— Exercise requirements —
Retype every entry in its entirety, without alteration.

[Records excerpted from a collection]
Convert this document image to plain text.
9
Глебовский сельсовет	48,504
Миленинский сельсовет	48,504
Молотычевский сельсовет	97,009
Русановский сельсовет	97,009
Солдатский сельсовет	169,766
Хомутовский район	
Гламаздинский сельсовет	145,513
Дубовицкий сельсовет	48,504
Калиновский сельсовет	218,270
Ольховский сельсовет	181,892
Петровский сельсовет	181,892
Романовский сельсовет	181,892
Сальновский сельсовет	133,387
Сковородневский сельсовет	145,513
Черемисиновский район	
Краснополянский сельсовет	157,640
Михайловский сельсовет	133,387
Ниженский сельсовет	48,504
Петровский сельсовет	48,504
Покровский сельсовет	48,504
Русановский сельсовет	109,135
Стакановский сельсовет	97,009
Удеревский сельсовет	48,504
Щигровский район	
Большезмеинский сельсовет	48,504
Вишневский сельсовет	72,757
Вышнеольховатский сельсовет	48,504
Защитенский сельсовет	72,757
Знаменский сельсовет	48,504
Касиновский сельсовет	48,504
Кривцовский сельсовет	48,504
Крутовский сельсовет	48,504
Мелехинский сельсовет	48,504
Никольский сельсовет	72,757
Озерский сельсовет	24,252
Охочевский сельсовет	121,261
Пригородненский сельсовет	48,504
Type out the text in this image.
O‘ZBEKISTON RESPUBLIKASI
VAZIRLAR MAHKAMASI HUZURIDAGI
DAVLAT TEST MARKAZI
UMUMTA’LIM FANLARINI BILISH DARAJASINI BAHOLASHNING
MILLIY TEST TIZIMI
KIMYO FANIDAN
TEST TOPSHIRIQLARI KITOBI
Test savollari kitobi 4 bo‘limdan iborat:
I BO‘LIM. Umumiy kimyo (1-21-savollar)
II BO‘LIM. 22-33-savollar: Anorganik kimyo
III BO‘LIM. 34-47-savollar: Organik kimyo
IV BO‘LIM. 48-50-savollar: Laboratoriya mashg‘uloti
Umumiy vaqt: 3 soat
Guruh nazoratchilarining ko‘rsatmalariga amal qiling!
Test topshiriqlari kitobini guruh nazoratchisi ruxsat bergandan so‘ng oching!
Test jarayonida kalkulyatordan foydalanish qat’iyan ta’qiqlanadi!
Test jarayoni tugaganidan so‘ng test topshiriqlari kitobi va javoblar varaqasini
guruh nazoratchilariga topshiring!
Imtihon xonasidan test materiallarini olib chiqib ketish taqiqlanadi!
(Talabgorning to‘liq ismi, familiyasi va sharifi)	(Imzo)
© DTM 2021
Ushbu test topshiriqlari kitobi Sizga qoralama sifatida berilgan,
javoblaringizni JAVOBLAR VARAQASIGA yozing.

— Worked solution —
Convert this document image to plain text.
9
Глебовский сельсовет	48,504
Миленинский сельсовет	48,504
Молотычевский сельсовет	97,009
Русановский сельсовет	97,009
Солдатский сельсовет	169,766
Хомутовский район	
Гламаздинский сельсовет	145,513
Дубовицкий сельсовет	48,504
Калиновский сельсовет	218,270
Ольховский сельсовет	181,892
Петровский сельсовет	181,892
Романовский сельсовет	181,892
Сальновский сельсовет	133,387
Сковородневский сельсовет	145,513
Черемисиновский район	
Краснополянский сельсовет	157,640
Михайловский сельсовет	133,387
Ниженский сельсовет	48,504
Петровский сельсовет	48,504
Покровский сельсовет	48,504
Русановский сельсовет	109,135
Стакановский сельсовет	97,009
Удеревский сельсовет	48,504
Щигровский район	
Большезмеинский сельсовет	48,504
Вишневский сельсовет	72,757
Вышнеольховатский сельсовет	48,504
Защитенский сельсовет	72,757
Знаменский сельсовет	48,504
Касиновский сельсовет	48,504
Кривцовский сельсовет	48,504
Крутовский сельсовет	48,504
Мелехинский сельсовет	48,504
Никольский сельсовет	72,757
Озерский сельсовет	24,252
Охочевский сельсовет	121,261
Пригородненский сельсовет	48,504
Type out the text in this image.
O‘ZBEKISTON RESPUBLIKASI
VAZIRLAR MAHKAMASI HUZURIDAGI
DAVLAT TEST MARKAZI
UMUMTA’LIM FANLARINI BILISH DARAJASINI BAHOLASHNING
MILLIY TEST TIZIMI
KIMYO FANIDAN
TEST TOPSHIRIQLARI KITOBI
Test savollari kitobi 4 bo‘limdan iborat:
I BO‘LIM. Umumiy kimyo (1-21-savollar)
II BO‘LIM. 22-33-savollar: Anorganik kimyo
III BO‘LIM. 34-47-savollar: Organik kimyo
IV BO‘LIM. 48-50-savollar: Laboratoriya mashg‘uloti
Umumiy vaqt: 3 soat
Guruh nazoratchilarining ko‘rsatmalariga amal qiling!
Test topshiriqlari kitobini guruh nazoratchisi ruxsat bergandan so‘ng oching!
Test jarayonida kalkulyatordan foydalanish qat’iyan ta’qiqlanadi!
Test jarayoni tugaganidan so‘ng test topshiriqlari kitobi va javoblar varaqasini
guruh nazoratchilariga topshiring!
Imtihon xonasidan test materiallarini olib chiqib ketish taqiqlanadi!
(Talabgorning to‘liq ismi, familiyasi va sharifi)	(Imzo)
© DTM 2021
Ushbu test topshiriqlari kitobi Sizga qoralama sifatida berilgan,
javoblaringizni JAVOBLAR VARAQASIGA yozing.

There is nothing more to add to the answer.